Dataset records
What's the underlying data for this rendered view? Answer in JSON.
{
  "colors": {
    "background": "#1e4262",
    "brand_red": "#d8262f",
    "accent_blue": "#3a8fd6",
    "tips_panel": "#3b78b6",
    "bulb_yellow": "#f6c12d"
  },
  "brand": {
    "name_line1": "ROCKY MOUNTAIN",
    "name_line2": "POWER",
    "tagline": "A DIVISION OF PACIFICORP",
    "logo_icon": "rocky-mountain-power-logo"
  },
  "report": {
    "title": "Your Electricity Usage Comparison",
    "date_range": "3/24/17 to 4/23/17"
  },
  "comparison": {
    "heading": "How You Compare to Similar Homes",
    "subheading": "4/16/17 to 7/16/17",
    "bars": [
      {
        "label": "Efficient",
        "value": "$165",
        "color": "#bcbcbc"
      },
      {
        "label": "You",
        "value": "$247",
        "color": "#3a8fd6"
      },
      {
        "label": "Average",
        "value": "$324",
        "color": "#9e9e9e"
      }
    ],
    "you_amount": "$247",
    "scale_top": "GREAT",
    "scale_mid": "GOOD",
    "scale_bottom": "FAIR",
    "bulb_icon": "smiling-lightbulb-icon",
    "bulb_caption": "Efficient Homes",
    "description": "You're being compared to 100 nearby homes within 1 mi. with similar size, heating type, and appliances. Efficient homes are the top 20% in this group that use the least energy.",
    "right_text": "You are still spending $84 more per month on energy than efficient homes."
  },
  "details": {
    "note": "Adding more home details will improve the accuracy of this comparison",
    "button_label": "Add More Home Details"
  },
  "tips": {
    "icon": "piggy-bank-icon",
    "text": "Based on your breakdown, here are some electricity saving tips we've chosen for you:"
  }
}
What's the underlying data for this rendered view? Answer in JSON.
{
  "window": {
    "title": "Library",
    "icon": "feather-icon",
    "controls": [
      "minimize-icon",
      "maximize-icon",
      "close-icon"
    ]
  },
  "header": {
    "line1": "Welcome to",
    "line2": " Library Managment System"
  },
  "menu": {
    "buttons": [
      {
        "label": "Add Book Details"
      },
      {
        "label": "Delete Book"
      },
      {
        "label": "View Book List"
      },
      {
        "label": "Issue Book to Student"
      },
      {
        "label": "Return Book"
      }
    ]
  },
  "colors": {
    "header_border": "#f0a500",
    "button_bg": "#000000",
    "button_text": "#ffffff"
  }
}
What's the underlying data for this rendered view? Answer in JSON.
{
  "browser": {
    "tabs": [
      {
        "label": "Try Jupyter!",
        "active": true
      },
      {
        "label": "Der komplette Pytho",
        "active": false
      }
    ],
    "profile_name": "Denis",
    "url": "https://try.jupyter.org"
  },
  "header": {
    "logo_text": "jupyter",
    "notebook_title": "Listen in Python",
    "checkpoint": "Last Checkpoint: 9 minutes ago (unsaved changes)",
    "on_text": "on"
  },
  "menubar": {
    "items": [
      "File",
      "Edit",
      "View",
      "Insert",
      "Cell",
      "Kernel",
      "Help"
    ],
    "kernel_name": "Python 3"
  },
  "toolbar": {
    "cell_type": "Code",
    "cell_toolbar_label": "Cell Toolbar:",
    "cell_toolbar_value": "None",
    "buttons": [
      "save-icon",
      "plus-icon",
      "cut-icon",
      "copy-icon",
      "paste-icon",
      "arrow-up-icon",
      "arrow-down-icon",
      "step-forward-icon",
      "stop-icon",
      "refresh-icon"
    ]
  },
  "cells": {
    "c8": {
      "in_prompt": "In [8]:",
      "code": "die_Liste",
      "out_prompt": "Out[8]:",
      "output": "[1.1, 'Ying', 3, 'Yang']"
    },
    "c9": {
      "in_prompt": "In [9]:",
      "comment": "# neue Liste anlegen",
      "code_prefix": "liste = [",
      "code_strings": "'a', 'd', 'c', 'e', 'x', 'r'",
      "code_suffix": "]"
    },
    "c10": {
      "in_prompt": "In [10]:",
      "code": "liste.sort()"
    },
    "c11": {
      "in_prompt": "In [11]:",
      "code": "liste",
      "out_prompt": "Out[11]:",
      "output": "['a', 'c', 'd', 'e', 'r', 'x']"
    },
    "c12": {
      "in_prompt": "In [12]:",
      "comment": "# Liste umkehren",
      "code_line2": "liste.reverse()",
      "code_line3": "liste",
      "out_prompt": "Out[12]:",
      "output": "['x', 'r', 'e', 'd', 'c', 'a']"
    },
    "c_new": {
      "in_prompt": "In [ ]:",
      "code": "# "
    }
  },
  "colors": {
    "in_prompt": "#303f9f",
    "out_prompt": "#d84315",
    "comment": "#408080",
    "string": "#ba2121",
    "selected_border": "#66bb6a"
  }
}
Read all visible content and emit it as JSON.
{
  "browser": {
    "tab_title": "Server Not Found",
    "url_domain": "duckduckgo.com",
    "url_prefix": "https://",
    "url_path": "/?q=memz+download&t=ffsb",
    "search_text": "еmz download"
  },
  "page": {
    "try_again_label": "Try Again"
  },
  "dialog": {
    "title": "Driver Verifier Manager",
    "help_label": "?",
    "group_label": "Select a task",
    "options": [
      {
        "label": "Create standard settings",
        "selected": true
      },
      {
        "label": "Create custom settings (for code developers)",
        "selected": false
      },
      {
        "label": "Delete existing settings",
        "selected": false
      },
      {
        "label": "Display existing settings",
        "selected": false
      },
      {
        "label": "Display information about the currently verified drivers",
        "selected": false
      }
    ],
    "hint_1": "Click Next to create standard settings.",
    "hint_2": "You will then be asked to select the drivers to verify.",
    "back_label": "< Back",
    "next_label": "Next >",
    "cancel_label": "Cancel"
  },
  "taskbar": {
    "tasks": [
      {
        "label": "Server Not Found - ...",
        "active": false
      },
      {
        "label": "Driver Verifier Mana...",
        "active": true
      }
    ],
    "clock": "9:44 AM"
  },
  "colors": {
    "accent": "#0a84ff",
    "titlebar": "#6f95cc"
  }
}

● **What the task asks**: Determine the number of lines in the listing that hold the word "Library", and supply that number and nothing further.

● **Response to this exercise**: 2